__Work to be completed__
Find the line containing "Transcribe this image's", then output it and every line after it through the end of the listing below, exactly as written.

Structured figure records:
━━━━━━━━━━━━━━━━━━━━

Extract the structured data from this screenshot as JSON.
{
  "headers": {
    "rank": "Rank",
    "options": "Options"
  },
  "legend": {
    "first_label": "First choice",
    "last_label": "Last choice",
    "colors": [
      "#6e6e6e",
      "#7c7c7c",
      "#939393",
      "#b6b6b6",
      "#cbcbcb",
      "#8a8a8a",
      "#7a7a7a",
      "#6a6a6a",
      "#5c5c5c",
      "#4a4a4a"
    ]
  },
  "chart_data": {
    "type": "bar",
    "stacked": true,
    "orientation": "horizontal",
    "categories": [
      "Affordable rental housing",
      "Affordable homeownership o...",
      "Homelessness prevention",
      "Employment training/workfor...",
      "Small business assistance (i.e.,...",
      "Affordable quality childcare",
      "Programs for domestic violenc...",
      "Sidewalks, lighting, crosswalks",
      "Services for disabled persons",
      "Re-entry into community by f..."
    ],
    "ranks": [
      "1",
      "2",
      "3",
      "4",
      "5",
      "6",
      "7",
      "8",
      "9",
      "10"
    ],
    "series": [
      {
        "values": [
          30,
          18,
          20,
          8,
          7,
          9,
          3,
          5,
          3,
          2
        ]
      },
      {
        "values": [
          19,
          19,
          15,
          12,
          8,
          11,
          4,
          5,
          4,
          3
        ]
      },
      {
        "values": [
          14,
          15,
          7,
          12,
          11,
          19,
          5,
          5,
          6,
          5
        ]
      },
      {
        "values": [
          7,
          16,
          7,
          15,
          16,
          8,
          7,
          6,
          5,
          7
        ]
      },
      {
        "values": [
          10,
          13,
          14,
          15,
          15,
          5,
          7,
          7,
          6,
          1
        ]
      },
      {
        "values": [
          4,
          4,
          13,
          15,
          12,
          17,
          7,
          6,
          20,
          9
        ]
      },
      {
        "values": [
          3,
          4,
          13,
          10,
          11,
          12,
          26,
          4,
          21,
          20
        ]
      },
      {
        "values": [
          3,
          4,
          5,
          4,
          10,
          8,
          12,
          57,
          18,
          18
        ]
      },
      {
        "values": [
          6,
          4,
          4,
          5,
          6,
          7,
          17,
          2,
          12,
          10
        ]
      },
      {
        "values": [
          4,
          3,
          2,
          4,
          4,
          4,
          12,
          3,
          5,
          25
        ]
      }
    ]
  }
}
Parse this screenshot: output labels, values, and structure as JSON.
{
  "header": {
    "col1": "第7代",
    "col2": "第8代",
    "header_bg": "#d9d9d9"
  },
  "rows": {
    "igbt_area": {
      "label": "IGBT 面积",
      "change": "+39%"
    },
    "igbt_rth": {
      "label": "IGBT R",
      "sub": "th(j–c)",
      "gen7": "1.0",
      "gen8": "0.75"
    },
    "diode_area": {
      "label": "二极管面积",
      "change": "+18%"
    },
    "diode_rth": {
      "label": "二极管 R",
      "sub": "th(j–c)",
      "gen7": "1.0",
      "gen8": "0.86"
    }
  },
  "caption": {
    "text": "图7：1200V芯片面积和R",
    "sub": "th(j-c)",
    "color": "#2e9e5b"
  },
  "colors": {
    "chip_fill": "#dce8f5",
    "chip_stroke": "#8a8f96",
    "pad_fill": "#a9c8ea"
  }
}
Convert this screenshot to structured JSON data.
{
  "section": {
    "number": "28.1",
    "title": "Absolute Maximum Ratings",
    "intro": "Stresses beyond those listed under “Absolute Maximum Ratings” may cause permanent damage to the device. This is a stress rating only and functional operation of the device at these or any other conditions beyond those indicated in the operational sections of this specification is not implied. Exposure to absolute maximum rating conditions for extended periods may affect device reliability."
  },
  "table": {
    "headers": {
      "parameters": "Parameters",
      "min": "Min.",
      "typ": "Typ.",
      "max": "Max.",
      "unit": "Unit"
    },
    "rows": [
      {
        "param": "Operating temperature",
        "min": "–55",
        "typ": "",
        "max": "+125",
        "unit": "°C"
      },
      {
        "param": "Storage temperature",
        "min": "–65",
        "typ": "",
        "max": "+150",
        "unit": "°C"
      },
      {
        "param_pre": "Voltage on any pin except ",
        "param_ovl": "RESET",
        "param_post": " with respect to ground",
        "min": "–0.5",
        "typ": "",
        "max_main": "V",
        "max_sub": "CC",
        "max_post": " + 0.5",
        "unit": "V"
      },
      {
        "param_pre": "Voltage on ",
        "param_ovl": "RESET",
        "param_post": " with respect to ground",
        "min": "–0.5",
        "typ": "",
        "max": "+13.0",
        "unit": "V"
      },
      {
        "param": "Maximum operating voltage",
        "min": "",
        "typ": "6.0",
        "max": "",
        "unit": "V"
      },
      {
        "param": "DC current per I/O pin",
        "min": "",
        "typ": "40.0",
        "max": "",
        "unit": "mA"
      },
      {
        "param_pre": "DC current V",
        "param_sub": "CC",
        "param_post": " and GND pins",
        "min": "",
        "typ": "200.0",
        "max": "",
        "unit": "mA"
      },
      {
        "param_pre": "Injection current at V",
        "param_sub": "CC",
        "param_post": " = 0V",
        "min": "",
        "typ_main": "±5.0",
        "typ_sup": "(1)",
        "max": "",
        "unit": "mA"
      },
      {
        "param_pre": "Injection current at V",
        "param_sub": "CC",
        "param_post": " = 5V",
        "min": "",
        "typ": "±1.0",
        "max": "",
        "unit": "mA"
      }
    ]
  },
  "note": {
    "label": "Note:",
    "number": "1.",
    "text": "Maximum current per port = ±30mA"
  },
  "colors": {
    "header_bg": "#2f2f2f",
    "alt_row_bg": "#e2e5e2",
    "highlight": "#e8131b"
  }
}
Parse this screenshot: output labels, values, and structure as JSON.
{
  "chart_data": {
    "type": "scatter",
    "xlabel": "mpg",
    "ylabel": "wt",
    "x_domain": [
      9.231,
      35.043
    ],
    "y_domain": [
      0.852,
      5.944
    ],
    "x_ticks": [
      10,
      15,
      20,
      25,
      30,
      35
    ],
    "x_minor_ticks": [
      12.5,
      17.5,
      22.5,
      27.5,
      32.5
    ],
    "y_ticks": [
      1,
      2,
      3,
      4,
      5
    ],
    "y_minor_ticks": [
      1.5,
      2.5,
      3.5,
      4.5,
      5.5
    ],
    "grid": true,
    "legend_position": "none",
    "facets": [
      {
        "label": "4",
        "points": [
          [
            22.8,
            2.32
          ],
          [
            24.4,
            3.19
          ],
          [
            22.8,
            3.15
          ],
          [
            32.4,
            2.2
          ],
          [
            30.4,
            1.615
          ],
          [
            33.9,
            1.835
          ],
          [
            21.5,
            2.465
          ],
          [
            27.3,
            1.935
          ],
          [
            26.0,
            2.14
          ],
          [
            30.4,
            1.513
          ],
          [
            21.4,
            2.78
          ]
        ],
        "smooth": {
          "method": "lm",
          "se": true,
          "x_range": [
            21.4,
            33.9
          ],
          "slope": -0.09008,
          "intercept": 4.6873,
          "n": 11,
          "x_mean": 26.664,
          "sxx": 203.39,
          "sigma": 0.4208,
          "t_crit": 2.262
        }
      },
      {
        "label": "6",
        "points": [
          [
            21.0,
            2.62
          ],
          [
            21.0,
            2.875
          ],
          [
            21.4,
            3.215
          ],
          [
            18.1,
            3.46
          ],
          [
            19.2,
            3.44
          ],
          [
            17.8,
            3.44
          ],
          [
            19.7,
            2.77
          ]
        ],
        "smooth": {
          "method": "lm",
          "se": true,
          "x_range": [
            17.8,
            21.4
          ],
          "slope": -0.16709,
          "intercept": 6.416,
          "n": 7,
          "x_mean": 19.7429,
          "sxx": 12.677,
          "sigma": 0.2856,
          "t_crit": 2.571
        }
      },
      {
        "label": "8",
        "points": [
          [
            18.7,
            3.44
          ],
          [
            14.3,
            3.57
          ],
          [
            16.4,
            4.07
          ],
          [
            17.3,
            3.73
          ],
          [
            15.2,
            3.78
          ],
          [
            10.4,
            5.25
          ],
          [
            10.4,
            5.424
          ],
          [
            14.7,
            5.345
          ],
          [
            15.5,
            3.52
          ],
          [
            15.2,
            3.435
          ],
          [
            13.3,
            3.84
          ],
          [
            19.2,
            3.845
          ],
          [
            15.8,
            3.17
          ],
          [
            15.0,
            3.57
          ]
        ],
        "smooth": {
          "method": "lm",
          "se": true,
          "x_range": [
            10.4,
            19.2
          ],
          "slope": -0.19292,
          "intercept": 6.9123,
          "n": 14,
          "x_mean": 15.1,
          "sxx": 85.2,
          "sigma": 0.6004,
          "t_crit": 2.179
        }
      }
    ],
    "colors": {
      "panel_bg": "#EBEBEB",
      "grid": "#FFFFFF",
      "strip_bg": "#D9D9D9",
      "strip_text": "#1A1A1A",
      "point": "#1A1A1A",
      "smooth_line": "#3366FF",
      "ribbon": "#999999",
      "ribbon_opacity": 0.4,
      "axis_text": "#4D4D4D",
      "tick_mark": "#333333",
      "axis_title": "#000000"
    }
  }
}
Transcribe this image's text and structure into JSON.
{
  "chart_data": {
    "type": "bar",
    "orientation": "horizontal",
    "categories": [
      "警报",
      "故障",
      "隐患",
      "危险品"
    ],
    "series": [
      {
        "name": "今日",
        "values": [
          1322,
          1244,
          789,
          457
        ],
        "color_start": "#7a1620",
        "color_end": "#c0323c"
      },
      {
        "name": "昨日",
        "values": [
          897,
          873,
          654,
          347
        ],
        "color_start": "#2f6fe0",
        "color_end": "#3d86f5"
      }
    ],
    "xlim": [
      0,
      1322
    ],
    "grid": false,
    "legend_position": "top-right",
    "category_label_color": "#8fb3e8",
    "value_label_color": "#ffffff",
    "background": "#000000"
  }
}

━━━━━━━━━━━━━━━━━━━━

__Response for this exercise__
Transcribe this image's text and structure into JSON.
{
  "chart_data": {
    "type": "bar",
    "orientation": "horizontal",
    "categories": [
      "警报",
      "故障",
      "隐患",
      "危险品"
    ],
    "series": [
      {
        "name": "今日",
        "values": [
          1322,
          1244,
          789,
          457
        ],
        "color_start": "#7a1620",
        "color_end": "#c0323c"
      },
      {
        "name": "昨日",
        "values": [
          897,
          873,
          654,
          347
        ],
        "color_start": "#2f6fe0",
        "color_end": "#3d86f5"
      }
    ],
    "xlim": [
      0,
      1322
    ],
    "grid": false,
    "legend_position": "top-right",
    "category_label_color": "#8fb3e8",
    "value_label_color": "#ffffff",
    "background": "#000000"
  }
}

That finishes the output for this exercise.